**Request:** Select every line containing the word "FIELDS" from the material, and copy those lines.

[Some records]

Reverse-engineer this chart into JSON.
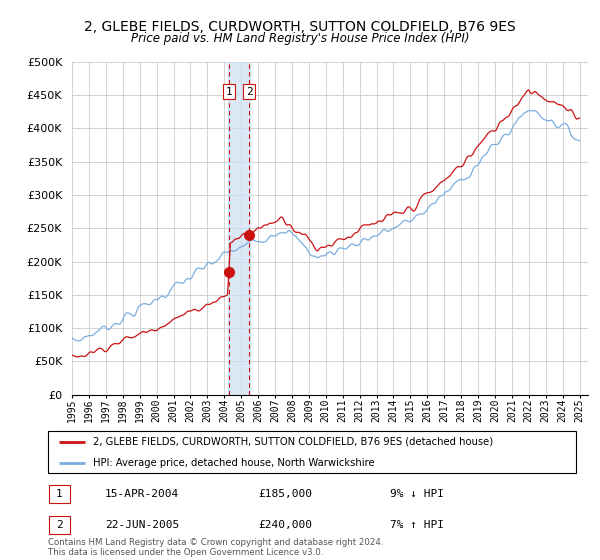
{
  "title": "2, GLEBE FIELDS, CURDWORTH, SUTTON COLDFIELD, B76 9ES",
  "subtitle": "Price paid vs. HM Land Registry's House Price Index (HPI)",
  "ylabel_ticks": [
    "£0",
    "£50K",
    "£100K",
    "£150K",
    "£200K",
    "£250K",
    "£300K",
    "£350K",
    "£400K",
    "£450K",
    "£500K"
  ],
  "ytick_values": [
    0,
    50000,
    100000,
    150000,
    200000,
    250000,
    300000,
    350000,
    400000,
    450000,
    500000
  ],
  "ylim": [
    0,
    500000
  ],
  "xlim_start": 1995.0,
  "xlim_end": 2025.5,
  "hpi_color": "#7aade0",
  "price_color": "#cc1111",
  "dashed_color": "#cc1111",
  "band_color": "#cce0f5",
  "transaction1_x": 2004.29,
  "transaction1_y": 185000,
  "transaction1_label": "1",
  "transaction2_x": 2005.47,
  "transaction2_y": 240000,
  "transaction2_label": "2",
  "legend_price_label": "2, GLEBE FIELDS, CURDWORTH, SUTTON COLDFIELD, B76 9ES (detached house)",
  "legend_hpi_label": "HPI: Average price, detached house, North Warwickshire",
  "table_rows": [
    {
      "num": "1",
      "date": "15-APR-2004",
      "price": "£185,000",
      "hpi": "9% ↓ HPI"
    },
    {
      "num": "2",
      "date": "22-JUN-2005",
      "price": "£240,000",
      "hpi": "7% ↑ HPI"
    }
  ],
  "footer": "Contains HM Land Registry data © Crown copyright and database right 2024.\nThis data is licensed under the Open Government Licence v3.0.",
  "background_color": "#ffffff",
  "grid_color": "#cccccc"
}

**Exercise output:**
  "title": "2, GLEBE FIELDS, CURDWORTH, SUTTON COLDFIELD, B76 9ES",
  "legend_price_label": "2, GLEBE FIELDS, CURDWORTH, SUTTON COLDFIELD, B76 9ES (detached house)",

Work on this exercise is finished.